> **Problem details**
Extract all of the entries and give them again, word for word.

[Figure record listings]

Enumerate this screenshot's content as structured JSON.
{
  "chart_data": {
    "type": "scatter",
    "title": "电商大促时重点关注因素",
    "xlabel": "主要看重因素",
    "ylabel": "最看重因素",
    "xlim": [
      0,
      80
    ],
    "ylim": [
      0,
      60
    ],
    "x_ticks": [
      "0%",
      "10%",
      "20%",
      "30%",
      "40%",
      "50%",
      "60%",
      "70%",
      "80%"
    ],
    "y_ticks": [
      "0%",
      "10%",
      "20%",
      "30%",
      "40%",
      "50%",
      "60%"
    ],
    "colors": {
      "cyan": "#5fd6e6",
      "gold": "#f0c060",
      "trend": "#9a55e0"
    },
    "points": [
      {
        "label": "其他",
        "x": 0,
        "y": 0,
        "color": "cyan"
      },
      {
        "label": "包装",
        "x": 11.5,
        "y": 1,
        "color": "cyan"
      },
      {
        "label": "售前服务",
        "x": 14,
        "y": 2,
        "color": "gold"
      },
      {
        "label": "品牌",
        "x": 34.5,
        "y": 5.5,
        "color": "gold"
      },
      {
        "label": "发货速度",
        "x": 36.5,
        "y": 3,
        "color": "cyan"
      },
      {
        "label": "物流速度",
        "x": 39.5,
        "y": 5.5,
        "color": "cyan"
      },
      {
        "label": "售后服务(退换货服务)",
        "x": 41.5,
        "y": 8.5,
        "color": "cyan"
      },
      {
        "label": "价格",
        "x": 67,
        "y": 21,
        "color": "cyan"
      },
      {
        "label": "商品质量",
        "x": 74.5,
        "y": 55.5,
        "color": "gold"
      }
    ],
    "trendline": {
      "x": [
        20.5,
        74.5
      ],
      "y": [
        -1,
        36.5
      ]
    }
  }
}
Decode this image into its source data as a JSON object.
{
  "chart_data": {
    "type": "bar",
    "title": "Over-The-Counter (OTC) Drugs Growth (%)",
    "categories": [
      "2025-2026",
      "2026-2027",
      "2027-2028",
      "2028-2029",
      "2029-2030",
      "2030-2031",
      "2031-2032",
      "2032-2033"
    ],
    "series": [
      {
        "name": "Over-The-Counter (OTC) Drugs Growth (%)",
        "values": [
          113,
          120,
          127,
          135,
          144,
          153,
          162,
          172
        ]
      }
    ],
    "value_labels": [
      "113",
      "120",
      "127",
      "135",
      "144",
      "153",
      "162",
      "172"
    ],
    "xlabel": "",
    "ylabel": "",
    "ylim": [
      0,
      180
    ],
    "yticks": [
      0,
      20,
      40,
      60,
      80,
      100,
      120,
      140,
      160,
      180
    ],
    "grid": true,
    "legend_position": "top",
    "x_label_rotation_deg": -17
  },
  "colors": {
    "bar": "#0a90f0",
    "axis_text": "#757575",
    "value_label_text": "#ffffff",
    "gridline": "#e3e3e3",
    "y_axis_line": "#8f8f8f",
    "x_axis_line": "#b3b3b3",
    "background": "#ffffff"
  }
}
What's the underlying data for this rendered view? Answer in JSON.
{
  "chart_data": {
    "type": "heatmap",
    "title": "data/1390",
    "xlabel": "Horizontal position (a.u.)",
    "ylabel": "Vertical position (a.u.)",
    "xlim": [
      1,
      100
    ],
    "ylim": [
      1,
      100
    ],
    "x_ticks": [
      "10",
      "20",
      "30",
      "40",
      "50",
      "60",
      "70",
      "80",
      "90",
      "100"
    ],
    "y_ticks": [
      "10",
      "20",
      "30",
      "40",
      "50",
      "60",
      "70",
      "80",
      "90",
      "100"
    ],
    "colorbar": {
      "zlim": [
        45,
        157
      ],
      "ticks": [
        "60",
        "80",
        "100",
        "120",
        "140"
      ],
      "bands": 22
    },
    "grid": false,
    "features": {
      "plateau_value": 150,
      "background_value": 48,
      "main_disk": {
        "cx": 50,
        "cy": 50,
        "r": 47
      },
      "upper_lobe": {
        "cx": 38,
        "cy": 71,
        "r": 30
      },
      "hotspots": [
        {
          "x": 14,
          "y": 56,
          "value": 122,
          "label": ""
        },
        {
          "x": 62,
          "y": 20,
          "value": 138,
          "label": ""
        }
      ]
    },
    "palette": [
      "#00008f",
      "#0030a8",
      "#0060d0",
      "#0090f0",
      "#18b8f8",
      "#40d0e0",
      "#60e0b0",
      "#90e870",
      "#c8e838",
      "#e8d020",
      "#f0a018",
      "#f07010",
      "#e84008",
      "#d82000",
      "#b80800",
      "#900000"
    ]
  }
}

> **Written answer**
Enumerate this screenshot's content as structured JSON.
{
  "chart_data": {
    "type": "scatter",
    "title": "电商大促时重点关注因素",
    "xlabel": "主要看重因素",
    "ylabel": "最看重因素",
    "xlim": [
      0,
      80
    ],
    "ylim": [
      0,
      60
    ],
    "x_ticks": [
      "0%",
      "10%",
      "20%",
      "30%",
      "40%",
      "50%",
      "60%",
      "70%",
      "80%"
    ],
    "y_ticks": [
      "0%",
      "10%",
      "20%",
      "30%",
      "40%",
      "50%",
      "60%"
    ],
    "colors": {
      "cyan": "#5fd6e6",
      "gold": "#f0c060",
      "trend": "#9a55e0"
    },
    "points": [
      {
        "label": "其他",
        "x": 0,
        "y": 0,
        "color": "cyan"
      },
      {
        "label": "包装",
        "x": 11.5,
        "y": 1,
        "color": "cyan"
      },
      {
        "label": "售前服务",
        "x": 14,
        "y": 2,
        "color": "gold"
      },
      {
        "label": "品牌",
        "x": 34.5,
        "y": 5.5,
        "color": "gold"
      },
      {
        "label": "发货速度",
        "x": 36.5,
        "y": 3,
        "color": "cyan"
      },
      {
        "label": "物流速度",
        "x": 39.5,
        "y": 5.5,
        "color": "cyan"
      },
      {
        "label": "售后服务(退换货服务)",
        "x": 41.5,
        "y": 8.5,
        "color": "cyan"
      },
      {
        "label": "价格",
        "x": 67,
        "y": 21,
        "color": "cyan"
      },
      {
        "label": "商品质量",
        "x": 74.5,
        "y": 55.5,
        "color": "gold"
      }
    ],
    "trendline": {
      "x": [
        20.5,
        74.5
      ],
      "y": [
        -1,
        36.5
      ]
    }
  }
}
Decode this image into its source data as a JSON object.
{
  "chart_data": {
    "type": "bar",
    "title": "Over-The-Counter (OTC) Drugs Growth (%)",
    "categories": [
      "2025-2026",
      "2026-2027",
      "2027-2028",
      "2028-2029",
      "2029-2030",
      "2030-2031",
      "2031-2032",
      "2032-2033"
    ],
    "series": [
      {
        "name": "Over-The-Counter (OTC) Drugs Growth (%)",
        "values": [
          113,
          120,
          127,
          135,
          144,
          153,
          162,
          172
        ]
      }
    ],
    "value_labels": [
      "113",
      "120",
      "127",
      "135",
      "144",
      "153",
      "162",
      "172"
    ],
    "xlabel": "",
    "ylabel": "",
    "ylim": [
      0,
      180
    ],
    "yticks": [
      0,
      20,
      40,
      60,
      80,
      100,
      120,
      140,
      160,
      180
    ],
    "grid": true,
    "legend_position": "top",
    "x_label_rotation_deg": -17
  },
  "colors": {
    "bar": "#0a90f0",
    "axis_text": "#757575",
    "value_label_text": "#ffffff",
    "gridline": "#e3e3e3",
    "y_axis_line": "#8f8f8f",
    "x_axis_line": "#b3b3b3",
    "background": "#ffffff"
  }
}
What's the underlying data for this rendered view? Answer in JSON.
{
  "chart_data": {
    "type": "heatmap",
    "title": "data/1390",
    "xlabel": "Horizontal position (a.u.)",
    "ylabel": "Vertical position (a.u.)",
    "xlim": [
      1,
      100
    ],
    "ylim": [
      1,
      100
    ],
    "x_ticks": [
      "10",
      "20",
      "30",
      "40",
      "50",
      "60",
      "70",
      "80",
      "90",
      "100"
    ],
    "y_ticks": [
      "10",
      "20",
      "30",
      "40",
      "50",
      "60",
      "70",
      "80",
      "90",
      "100"
    ],
    "colorbar": {
      "zlim": [
        45,
        157
      ],
      "ticks": [
        "60",
        "80",
        "100",
        "120",
        "140"
      ],
      "bands": 22
    },
    "grid": false,
    "features": {
      "plateau_value": 150,
      "background_value": 48,
      "main_disk": {
        "cx": 50,
        "cy": 50,
        "r": 47
      },
      "upper_lobe": {
        "cx": 38,
        "cy": 71,
        "r": 30
      },
      "hotspots": [
        {
          "x": 14,
          "y": 56,
          "value": 122,
          "label": ""
        },
        {
          "x": 62,
          "y": 20,
          "value": 138,
          "label": ""
        }
      ]
    },
    "palette": [
      "#00008f",
      "#0030a8",
      "#0060d0",
      "#0090f0",
      "#18b8f8",
      "#40d0e0",
      "#60e0b0",
      "#90e870",
      "#c8e838",
      "#e8d020",
      "#f0a018",
      "#f07010",
      "#e84008",
      "#d82000",
      "#b80800",
      "#900000"
    ]
  }
}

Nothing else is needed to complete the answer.